Exercise goal: Hunt for the word "CONTABILIDAD" across the entries below, copying each line that holds it.

[Records]
§ §
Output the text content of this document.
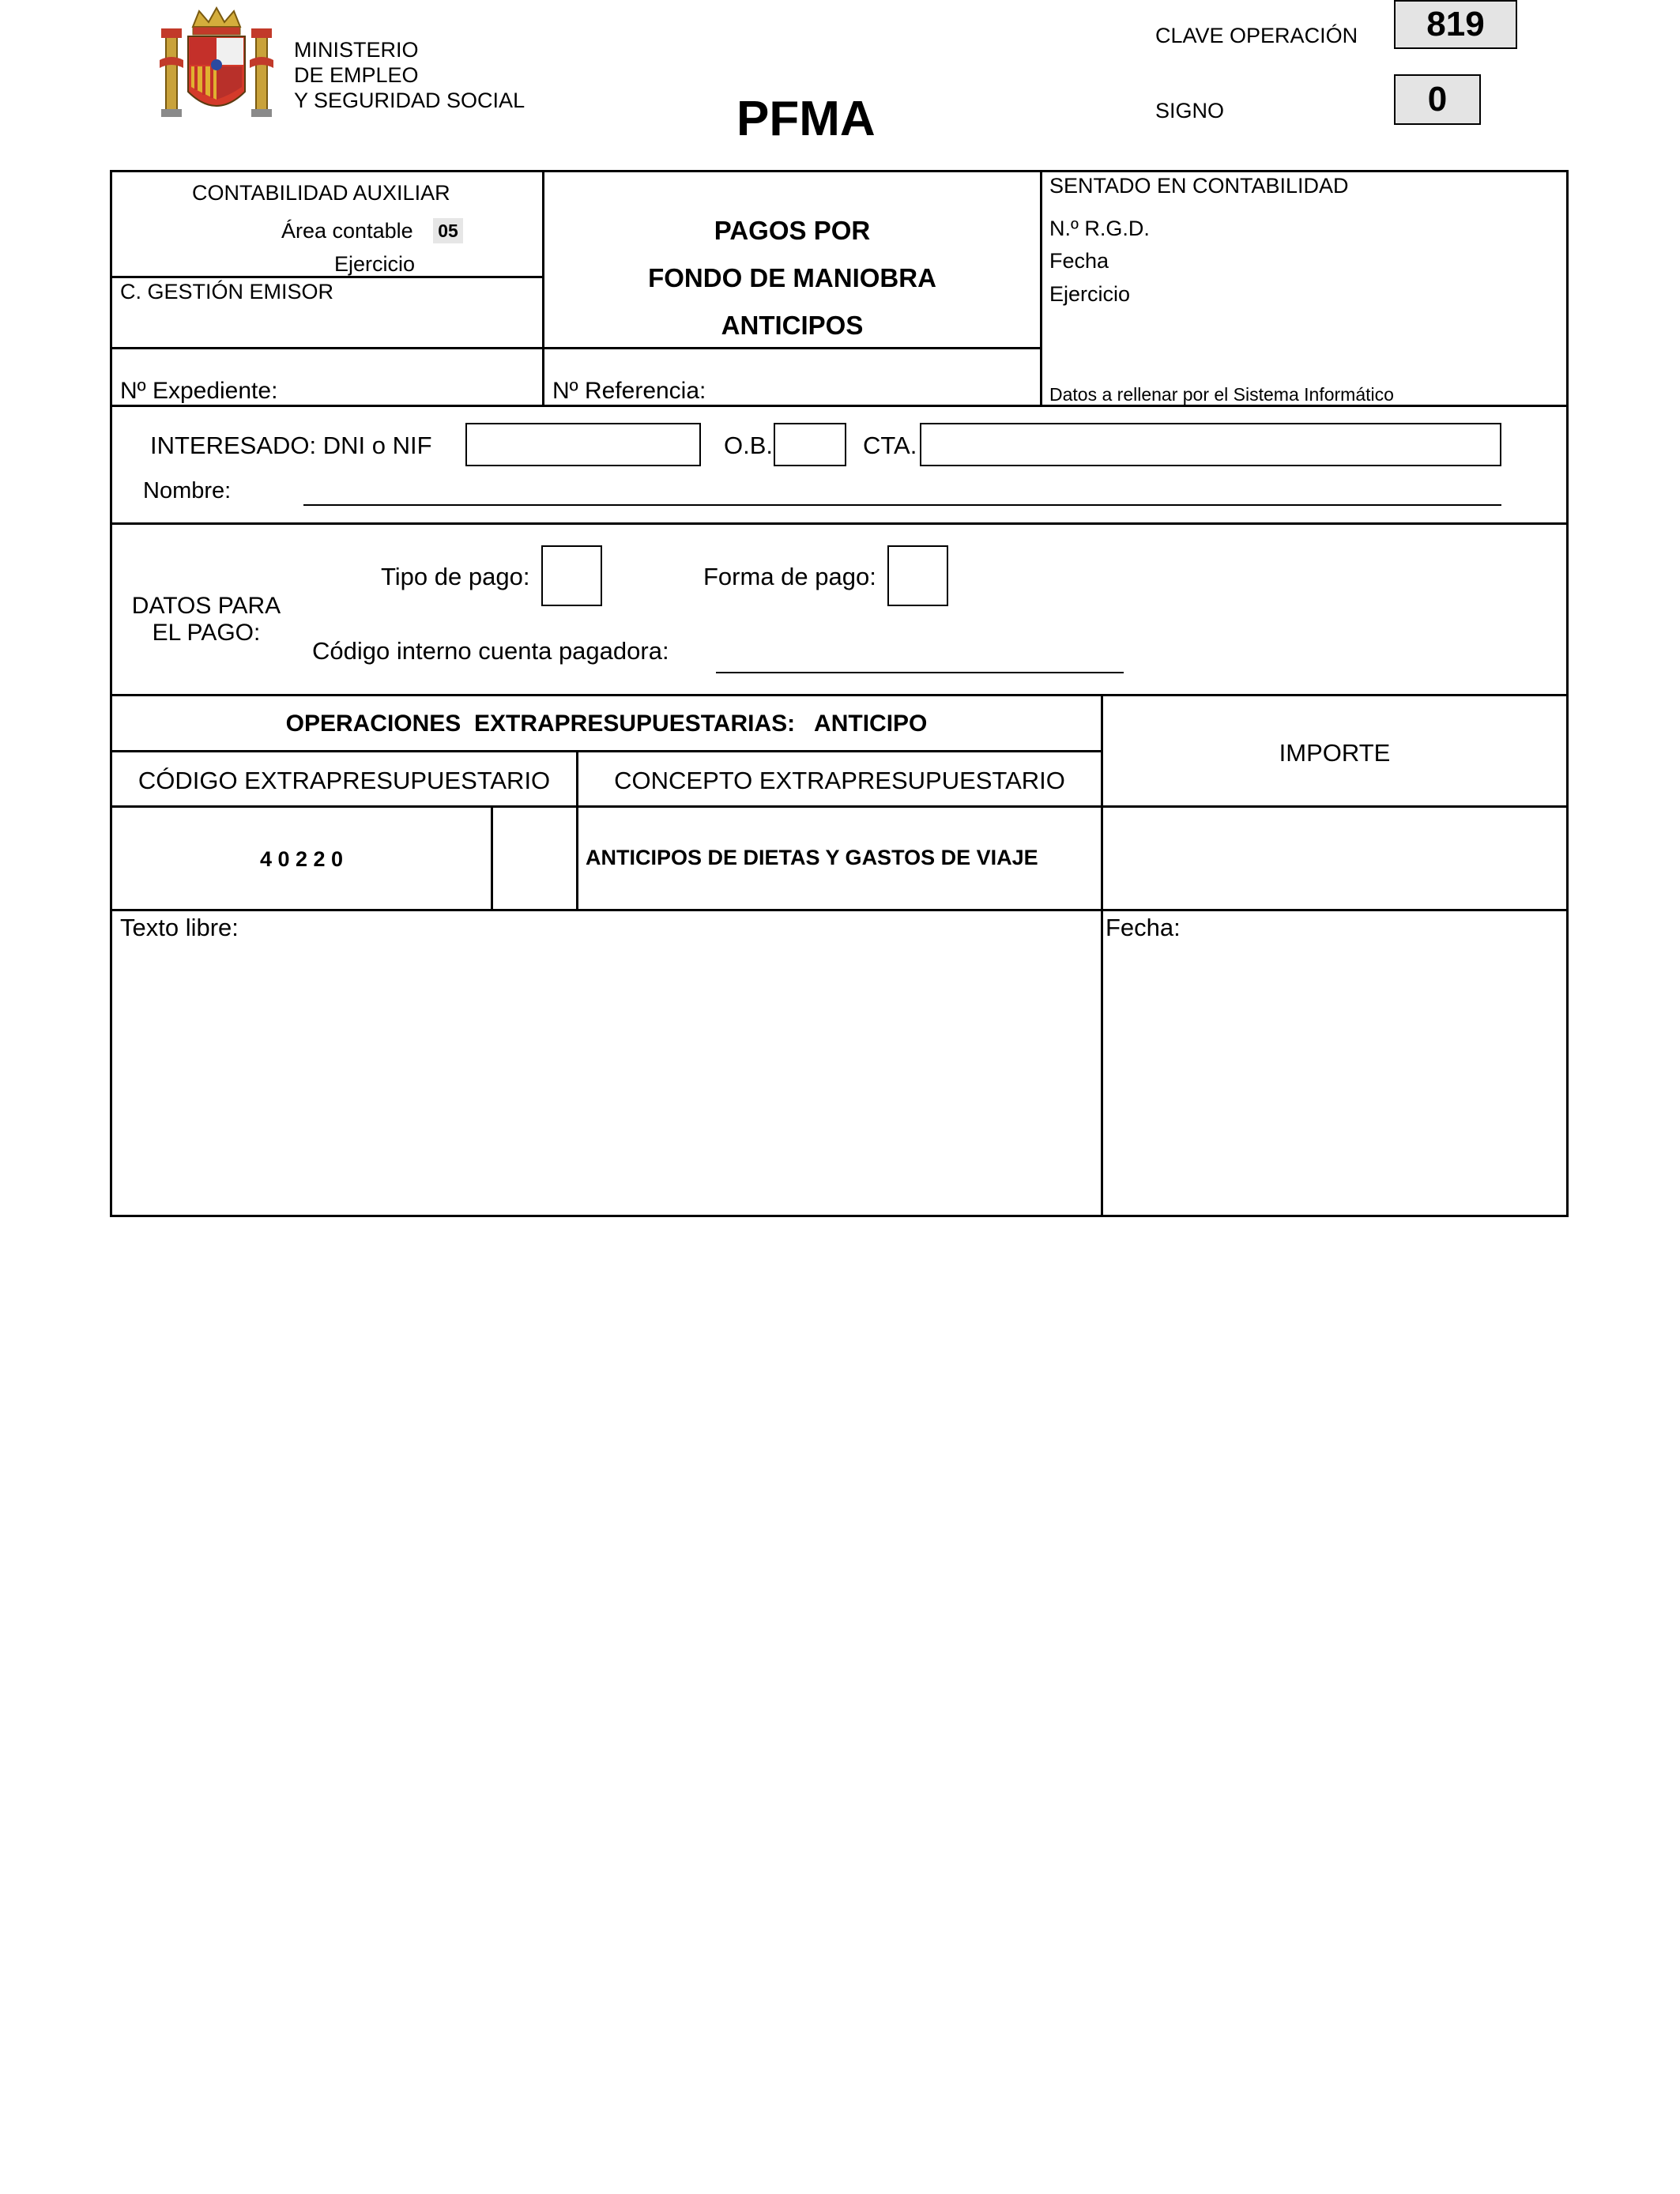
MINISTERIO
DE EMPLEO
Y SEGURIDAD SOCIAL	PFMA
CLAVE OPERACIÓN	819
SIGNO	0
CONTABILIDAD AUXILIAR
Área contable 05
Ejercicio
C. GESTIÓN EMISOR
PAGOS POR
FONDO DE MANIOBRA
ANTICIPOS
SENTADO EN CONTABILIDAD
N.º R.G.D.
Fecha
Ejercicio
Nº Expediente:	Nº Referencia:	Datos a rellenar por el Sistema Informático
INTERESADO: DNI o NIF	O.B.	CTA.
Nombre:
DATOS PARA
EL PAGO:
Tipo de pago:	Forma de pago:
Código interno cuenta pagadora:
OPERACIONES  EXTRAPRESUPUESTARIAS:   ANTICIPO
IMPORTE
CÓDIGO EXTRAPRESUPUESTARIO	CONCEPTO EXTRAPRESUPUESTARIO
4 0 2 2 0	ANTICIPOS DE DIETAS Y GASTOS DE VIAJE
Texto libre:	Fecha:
§ §
Written solution:
CONTABILIDAD AUXILIAR
SENTADO EN CONTABILIDAD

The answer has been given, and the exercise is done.